> Stated goal: Tally up the lines carrying the string "such" and respond with only the resulting number.

> Dataset:
+++
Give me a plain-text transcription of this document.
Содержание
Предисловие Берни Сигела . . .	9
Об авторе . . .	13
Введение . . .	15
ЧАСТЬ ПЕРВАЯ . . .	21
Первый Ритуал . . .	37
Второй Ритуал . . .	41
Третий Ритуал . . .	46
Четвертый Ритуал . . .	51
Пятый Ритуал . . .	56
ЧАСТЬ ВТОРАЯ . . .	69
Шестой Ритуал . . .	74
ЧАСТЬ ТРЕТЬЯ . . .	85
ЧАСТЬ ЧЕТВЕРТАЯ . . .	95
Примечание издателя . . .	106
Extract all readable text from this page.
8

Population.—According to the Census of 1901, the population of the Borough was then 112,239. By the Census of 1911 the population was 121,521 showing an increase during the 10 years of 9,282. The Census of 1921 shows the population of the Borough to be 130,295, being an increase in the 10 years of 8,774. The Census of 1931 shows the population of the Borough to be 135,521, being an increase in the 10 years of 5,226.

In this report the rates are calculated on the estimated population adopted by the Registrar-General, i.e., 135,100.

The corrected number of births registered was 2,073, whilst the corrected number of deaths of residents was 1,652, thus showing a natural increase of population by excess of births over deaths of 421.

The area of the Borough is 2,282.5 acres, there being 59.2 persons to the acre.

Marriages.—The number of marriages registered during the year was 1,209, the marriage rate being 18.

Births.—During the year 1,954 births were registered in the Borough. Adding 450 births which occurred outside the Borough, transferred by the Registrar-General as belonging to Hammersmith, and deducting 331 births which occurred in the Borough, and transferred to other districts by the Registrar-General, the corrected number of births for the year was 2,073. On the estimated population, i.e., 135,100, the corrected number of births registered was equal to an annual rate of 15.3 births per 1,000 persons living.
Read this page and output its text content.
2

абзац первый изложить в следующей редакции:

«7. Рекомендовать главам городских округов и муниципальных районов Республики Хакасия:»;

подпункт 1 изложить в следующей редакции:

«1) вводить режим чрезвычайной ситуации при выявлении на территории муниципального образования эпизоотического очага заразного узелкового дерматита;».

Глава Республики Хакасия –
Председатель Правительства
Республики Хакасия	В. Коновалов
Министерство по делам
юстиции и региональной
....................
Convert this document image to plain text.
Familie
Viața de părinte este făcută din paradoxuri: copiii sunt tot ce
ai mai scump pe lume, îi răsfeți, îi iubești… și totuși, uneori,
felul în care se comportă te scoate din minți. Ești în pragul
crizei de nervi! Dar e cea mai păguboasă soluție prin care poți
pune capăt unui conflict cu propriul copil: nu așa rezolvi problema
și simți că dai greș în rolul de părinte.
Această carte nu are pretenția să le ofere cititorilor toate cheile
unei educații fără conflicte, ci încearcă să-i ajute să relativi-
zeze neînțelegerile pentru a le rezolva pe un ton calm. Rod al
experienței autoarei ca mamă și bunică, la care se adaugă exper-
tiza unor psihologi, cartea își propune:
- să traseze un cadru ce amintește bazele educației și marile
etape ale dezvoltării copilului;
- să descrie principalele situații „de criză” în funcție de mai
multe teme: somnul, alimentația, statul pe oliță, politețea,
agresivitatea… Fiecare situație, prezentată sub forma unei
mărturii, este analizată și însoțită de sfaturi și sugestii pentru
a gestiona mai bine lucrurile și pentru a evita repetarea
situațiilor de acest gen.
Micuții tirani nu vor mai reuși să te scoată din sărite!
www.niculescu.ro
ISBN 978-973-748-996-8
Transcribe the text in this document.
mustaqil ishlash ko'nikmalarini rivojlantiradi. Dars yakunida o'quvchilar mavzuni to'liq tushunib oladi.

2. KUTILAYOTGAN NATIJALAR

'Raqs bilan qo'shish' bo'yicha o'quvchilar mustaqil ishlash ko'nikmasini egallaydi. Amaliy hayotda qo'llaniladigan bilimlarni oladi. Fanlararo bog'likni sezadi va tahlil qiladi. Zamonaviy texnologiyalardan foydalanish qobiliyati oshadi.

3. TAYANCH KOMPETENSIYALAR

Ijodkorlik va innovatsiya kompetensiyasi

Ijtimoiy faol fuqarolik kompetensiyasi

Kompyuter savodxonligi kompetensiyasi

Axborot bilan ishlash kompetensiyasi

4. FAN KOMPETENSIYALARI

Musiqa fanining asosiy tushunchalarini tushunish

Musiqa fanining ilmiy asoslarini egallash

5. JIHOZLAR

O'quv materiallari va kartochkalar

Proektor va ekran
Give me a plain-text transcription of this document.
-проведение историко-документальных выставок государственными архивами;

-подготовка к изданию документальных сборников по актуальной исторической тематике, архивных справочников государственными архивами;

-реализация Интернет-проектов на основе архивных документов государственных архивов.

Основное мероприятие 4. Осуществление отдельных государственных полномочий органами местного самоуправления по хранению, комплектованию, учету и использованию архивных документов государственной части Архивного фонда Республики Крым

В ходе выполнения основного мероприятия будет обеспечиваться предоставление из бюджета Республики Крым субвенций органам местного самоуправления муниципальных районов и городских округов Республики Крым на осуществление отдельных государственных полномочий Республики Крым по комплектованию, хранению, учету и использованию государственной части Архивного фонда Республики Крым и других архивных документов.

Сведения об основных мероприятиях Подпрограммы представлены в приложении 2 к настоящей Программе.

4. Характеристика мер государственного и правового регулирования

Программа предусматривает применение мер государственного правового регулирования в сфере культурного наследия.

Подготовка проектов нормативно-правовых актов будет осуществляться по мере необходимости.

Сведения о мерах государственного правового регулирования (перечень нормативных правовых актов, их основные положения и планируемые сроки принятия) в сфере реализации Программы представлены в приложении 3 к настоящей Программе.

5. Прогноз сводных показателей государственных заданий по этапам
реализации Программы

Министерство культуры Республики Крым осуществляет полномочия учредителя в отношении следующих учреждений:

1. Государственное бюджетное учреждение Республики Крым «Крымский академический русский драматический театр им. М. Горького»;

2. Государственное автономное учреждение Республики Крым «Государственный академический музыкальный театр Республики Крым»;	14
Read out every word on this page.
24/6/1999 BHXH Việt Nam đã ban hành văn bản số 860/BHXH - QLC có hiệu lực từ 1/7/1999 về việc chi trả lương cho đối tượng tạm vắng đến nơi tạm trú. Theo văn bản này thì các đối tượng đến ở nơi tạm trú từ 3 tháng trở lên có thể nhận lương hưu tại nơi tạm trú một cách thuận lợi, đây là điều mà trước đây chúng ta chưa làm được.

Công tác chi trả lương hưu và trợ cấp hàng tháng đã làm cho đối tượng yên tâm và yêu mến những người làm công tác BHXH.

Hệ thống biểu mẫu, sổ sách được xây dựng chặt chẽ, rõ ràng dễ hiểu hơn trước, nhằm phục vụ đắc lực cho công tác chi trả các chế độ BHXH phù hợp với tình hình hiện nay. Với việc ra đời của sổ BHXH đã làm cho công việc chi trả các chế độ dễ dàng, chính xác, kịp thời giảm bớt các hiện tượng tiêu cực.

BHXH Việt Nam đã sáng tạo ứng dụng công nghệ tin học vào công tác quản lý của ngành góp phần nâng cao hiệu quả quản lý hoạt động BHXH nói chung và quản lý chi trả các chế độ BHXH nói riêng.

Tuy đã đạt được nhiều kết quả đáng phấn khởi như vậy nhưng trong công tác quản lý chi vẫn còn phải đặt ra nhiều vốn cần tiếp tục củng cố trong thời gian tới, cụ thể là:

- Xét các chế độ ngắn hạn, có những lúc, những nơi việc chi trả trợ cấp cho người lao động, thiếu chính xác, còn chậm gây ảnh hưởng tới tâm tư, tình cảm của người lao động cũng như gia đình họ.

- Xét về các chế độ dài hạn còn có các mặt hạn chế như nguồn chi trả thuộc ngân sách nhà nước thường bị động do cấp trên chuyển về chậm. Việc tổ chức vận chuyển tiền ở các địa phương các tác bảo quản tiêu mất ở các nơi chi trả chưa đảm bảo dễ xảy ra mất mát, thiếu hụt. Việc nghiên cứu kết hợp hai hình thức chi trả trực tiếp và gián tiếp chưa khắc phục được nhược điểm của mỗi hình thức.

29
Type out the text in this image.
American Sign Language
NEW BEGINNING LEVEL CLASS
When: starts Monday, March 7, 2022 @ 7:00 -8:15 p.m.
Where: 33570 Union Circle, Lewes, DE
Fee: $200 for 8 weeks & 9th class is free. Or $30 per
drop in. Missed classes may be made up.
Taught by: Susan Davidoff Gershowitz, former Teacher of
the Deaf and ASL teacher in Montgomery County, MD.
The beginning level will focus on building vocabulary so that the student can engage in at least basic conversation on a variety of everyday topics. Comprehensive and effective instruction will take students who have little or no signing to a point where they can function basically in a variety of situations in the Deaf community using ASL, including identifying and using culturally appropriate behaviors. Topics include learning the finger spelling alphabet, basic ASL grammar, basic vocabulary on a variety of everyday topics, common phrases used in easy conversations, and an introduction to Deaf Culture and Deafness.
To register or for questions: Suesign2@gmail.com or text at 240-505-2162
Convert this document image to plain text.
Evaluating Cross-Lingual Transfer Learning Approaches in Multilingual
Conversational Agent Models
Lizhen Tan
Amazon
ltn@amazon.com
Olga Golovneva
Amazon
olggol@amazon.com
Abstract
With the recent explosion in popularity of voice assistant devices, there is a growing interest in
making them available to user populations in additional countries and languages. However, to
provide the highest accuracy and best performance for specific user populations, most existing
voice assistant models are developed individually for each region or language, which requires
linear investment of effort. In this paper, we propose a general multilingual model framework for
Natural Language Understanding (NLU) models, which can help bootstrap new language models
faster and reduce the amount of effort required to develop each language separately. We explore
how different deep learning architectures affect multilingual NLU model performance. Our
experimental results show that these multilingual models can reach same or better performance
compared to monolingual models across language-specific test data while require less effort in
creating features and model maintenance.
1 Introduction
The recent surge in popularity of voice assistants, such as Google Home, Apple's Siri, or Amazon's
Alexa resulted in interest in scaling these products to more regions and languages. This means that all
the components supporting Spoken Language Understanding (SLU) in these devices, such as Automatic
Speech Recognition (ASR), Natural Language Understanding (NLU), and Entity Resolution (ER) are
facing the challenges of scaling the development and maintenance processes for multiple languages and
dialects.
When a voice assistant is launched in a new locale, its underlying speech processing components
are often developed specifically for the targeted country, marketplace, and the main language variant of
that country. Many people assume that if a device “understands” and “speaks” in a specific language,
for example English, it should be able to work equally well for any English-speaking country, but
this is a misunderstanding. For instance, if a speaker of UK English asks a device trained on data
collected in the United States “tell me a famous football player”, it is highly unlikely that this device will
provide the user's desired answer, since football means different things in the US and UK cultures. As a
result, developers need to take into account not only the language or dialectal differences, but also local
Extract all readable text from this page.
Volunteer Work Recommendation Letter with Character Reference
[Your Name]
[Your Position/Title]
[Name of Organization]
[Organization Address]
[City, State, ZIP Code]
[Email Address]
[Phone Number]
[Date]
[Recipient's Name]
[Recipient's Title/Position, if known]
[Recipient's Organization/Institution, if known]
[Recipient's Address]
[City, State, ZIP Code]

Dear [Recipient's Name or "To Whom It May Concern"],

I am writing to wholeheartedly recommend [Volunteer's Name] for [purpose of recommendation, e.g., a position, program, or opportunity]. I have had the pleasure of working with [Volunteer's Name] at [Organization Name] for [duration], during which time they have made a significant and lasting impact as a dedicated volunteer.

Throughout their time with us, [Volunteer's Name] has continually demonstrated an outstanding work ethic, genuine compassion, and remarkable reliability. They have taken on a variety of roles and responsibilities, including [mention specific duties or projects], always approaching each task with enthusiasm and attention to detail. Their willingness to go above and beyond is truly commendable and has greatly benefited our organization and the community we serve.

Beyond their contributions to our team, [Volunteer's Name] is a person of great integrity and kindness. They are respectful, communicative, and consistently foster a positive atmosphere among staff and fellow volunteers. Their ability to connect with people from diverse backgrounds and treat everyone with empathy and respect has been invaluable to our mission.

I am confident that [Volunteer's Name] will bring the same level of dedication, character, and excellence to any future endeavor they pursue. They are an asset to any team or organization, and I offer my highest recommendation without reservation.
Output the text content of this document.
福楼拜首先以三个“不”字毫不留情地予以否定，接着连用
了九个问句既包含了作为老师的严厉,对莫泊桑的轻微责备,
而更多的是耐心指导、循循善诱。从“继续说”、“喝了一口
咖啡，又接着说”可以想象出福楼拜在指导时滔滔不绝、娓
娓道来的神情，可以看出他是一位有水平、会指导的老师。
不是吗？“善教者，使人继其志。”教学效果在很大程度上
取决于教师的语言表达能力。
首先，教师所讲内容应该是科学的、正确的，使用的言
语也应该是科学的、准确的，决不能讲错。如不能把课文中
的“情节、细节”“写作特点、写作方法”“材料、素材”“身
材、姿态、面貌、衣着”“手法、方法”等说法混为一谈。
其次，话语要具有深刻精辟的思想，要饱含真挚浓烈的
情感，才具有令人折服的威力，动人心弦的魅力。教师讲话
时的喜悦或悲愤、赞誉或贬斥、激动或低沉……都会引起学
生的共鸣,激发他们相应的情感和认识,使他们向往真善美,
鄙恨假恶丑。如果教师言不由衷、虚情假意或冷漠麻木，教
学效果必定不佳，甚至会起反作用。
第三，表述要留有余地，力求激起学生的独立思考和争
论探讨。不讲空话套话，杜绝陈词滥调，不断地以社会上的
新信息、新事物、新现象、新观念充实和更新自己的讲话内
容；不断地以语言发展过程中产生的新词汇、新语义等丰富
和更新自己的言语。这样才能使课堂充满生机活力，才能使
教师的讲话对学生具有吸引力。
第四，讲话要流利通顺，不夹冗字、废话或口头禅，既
+++
> Task result: 2